● Short exercise:
Every line below should be repeated exactly.
--- start of Given data ---
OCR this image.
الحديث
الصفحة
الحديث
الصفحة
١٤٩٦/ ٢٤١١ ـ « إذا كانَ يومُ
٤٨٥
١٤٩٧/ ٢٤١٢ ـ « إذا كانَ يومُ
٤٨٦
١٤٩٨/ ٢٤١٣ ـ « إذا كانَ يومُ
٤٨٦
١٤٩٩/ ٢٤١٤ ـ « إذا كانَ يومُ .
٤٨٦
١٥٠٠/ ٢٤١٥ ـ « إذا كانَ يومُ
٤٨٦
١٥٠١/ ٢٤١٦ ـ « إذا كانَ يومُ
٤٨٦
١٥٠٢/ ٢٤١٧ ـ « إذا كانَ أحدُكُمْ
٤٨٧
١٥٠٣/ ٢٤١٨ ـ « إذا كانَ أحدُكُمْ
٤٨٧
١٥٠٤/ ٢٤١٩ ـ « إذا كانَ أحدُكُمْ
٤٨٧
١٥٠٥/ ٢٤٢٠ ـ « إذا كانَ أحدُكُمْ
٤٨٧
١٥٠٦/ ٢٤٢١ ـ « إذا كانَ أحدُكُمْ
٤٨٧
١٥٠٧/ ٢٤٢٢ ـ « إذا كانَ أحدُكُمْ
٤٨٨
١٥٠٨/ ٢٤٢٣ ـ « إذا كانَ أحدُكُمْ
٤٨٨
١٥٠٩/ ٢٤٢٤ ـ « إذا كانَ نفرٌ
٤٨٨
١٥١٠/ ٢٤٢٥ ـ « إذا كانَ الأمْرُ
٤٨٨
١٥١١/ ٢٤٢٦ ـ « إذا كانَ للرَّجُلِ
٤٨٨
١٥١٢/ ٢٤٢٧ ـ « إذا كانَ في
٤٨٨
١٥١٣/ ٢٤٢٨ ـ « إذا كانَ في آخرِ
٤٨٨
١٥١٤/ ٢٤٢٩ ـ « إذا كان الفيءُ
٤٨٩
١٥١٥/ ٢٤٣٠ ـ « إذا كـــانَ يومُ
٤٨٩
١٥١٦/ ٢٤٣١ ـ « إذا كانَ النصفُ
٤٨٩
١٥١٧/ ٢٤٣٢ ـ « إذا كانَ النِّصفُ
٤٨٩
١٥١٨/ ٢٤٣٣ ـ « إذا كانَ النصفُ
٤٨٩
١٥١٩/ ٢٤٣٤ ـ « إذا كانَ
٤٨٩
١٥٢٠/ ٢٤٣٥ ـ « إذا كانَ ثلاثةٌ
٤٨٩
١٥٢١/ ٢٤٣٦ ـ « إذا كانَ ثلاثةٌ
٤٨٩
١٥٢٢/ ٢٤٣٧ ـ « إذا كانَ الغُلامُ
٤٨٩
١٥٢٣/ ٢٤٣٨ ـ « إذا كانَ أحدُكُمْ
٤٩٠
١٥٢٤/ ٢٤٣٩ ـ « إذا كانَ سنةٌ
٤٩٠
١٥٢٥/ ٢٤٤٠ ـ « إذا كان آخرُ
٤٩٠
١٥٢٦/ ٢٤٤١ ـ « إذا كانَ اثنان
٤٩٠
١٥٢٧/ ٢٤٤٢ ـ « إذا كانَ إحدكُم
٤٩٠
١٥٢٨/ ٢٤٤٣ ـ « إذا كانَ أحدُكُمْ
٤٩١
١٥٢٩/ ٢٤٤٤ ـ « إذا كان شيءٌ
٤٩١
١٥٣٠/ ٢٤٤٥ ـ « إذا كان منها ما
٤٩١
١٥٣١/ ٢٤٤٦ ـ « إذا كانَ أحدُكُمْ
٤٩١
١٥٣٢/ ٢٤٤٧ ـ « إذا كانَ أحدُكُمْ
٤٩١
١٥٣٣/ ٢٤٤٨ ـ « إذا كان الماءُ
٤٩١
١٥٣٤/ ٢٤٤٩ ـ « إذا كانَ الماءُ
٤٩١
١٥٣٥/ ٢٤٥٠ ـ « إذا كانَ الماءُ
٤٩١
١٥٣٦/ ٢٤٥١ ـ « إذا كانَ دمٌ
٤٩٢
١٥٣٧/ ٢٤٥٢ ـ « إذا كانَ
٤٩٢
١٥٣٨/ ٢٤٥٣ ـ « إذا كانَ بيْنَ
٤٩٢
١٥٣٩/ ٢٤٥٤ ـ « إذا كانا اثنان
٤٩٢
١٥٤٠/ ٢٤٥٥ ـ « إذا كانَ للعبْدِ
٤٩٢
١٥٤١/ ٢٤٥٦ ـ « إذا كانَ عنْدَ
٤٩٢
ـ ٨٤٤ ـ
--- end of Given data ---
● Final result:
OCR this image.
الحديث
الصفحة
الحديث
الصفحة
١٤٩٦/ ٢٤١١ ـ « إذا كانَ يومُ
٤٨٥
١٤٩٧/ ٢٤١٢ ـ « إذا كانَ يومُ
٤٨٦
١٤٩٨/ ٢٤١٣ ـ « إذا كانَ يومُ
٤٨٦
١٤٩٩/ ٢٤١٤ ـ « إذا كانَ يومُ .
٤٨٦
١٥٠٠/ ٢٤١٥ ـ « إذا كانَ يومُ
٤٨٦
١٥٠١/ ٢٤١٦ ـ « إذا كانَ يومُ
٤٨٦
١٥٠٢/ ٢٤١٧ ـ « إذا كانَ أحدُكُمْ
٤٨٧
١٥٠٣/ ٢٤١٨ ـ « إذا كانَ أحدُكُمْ
٤٨٧
١٥٠٤/ ٢٤١٩ ـ « إذا كانَ أحدُكُمْ
٤٨٧
١٥٠٥/ ٢٤٢٠ ـ « إذا كانَ أحدُكُمْ
٤٨٧
١٥٠٦/ ٢٤٢١ ـ « إذا كانَ أحدُكُمْ
٤٨٧
١٥٠٧/ ٢٤٢٢ ـ « إذا كانَ أحدُكُمْ
٤٨٨
١٥٠٨/ ٢٤٢٣ ـ « إذا كانَ أحدُكُمْ
٤٨٨
١٥٠٩/ ٢٤٢٤ ـ « إذا كانَ نفرٌ
٤٨٨
١٥١٠/ ٢٤٢٥ ـ « إذا كانَ الأمْرُ
٤٨٨
١٥١١/ ٢٤٢٦ ـ « إذا كانَ للرَّجُلِ
٤٨٨
١٥١٢/ ٢٤٢٧ ـ « إذا كانَ في
٤٨٨
١٥١٣/ ٢٤٢٨ ـ « إذا كانَ في آخرِ
٤٨٨
١٥١٤/ ٢٤٢٩ ـ « إذا كان الفيءُ
٤٨٩
١٥١٥/ ٢٤٣٠ ـ « إذا كـــانَ يومُ
٤٨٩
١٥١٦/ ٢٤٣١ ـ « إذا كانَ النصفُ
٤٨٩
١٥١٧/ ٢٤٣٢ ـ « إذا كانَ النِّصفُ
٤٨٩
١٥١٨/ ٢٤٣٣ ـ « إذا كانَ النصفُ
٤٨٩
١٥١٩/ ٢٤٣٤ ـ « إذا كانَ
٤٨٩
١٥٢٠/ ٢٤٣٥ ـ « إذا كانَ ثلاثةٌ
٤٨٩
١٥٢١/ ٢٤٣٦ ـ « إذا كانَ ثلاثةٌ
٤٨٩
١٥٢٢/ ٢٤٣٧ ـ « إذا كانَ الغُلامُ
٤٨٩
١٥٢٣/ ٢٤٣٨ ـ « إذا كانَ أحدُكُمْ
٤٩٠
١٥٢٤/ ٢٤٣٩ ـ « إذا كانَ سنةٌ
٤٩٠
١٥٢٥/ ٢٤٤٠ ـ « إذا كان آخرُ
٤٩٠
١٥٢٦/ ٢٤٤١ ـ « إذا كانَ اثنان
٤٩٠
١٥٢٧/ ٢٤٤٢ ـ « إذا كانَ إحدكُم
٤٩٠
١٥٢٨/ ٢٤٤٣ ـ « إذا كانَ أحدُكُمْ
٤٩١
١٥٢٩/ ٢٤٤٤ ـ « إذا كان شيءٌ
٤٩١
١٥٣٠/ ٢٤٤٥ ـ « إذا كان منها ما
٤٩١
١٥٣١/ ٢٤٤٦ ـ « إذا كانَ أحدُكُمْ
٤٩١
١٥٣٢/ ٢٤٤٧ ـ « إذا كانَ أحدُكُمْ
٤٩١
١٥٣٣/ ٢٤٤٨ ـ « إذا كان الماءُ
٤٩١
١٥٣٤/ ٢٤٤٩ ـ « إذا كانَ الماءُ
٤٩١
١٥٣٥/ ٢٤٥٠ ـ « إذا كانَ الماءُ
٤٩١
١٥٣٦/ ٢٤٥١ ـ « إذا كانَ دمٌ
٤٩٢
١٥٣٧/ ٢٤٥٢ ـ « إذا كانَ
٤٩٢
١٥٣٨/ ٢٤٥٣ ـ « إذا كانَ بيْنَ
٤٩٢
١٥٣٩/ ٢٤٥٤ ـ « إذا كانا اثنان
٤٩٢
١٥٤٠/ ٢٤٥٥ ـ « إذا كانَ للعبْدِ
٤٩٢
١٥٤١/ ٢٤٥٦ ـ « إذا كانَ عنْدَ
٤٩٢
ـ ٨٤٤ ـ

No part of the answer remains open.